INSTRUCTION:
Reproduce all of the data that follows, character for character.

======== ENTRIES ========

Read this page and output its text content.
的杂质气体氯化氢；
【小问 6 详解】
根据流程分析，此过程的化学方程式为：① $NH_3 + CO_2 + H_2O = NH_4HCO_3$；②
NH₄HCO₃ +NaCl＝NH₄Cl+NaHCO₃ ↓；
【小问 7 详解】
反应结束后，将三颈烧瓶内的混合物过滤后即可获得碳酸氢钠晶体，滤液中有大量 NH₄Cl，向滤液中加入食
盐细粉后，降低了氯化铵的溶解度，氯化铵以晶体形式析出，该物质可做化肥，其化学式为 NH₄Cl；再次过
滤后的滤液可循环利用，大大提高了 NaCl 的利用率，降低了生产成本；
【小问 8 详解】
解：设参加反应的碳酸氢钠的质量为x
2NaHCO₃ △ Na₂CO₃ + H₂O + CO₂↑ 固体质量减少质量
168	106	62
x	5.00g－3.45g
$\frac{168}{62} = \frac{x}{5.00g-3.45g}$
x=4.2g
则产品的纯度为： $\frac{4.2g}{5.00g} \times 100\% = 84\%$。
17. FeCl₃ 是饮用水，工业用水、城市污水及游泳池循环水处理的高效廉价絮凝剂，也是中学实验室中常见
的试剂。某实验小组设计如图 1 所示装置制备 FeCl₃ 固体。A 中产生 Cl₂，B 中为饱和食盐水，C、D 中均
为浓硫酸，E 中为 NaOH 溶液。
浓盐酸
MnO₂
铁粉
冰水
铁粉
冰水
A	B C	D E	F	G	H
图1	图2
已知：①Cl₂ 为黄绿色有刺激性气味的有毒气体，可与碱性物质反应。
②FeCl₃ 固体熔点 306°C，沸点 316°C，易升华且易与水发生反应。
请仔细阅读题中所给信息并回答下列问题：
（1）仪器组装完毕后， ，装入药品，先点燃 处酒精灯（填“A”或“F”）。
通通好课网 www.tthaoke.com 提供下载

========

SOLUTION FOR THIS EXERCISE:
Read this page and output its text content.
的杂质气体氯化氢；
【小问 6 详解】
根据流程分析，此过程的化学方程式为：① $NH_3 + CO_2 + H_2O = NH_4HCO_3$；②
NH₄HCO₃ +NaCl＝NH₄Cl+NaHCO₃ ↓；
【小问 7 详解】
反应结束后，将三颈烧瓶内的混合物过滤后即可获得碳酸氢钠晶体，滤液中有大量 NH₄Cl，向滤液中加入食
盐细粉后，降低了氯化铵的溶解度，氯化铵以晶体形式析出，该物质可做化肥，其化学式为 NH₄Cl；再次过
滤后的滤液可循环利用，大大提高了 NaCl 的利用率，降低了生产成本；
【小问 8 详解】
解：设参加反应的碳酸氢钠的质量为x
2NaHCO₃ △ Na₂CO₃ + H₂O + CO₂↑ 固体质量减少质量
168	106	62
x	5.00g－3.45g
$\frac{168}{62} = \frac{x}{5.00g-3.45g}$
x=4.2g
则产品的纯度为： $\frac{4.2g}{5.00g} \times 100\% = 84\%$。
17. FeCl₃ 是饮用水，工业用水、城市污水及游泳池循环水处理的高效廉价絮凝剂，也是中学实验室中常见
的试剂。某实验小组设计如图 1 所示装置制备 FeCl₃ 固体。A 中产生 Cl₂，B 中为饱和食盐水，C、D 中均
为浓硫酸，E 中为 NaOH 溶液。
浓盐酸
MnO₂
铁粉
冰水
铁粉
冰水
A	B C	D E	F	G	H
图1	图2
已知：①Cl₂ 为黄绿色有刺激性气味的有毒气体，可与碱性物质反应。
②FeCl₃ 固体熔点 306°C，沸点 316°C，易升华且易与水发生反应。
请仔细阅读题中所给信息并回答下列问题：
（1）仪器组装完毕后， ，装入药品，先点燃 处酒精灯（填“A”或“F”）。
通通好课网 www.tthaoke.com 提供下载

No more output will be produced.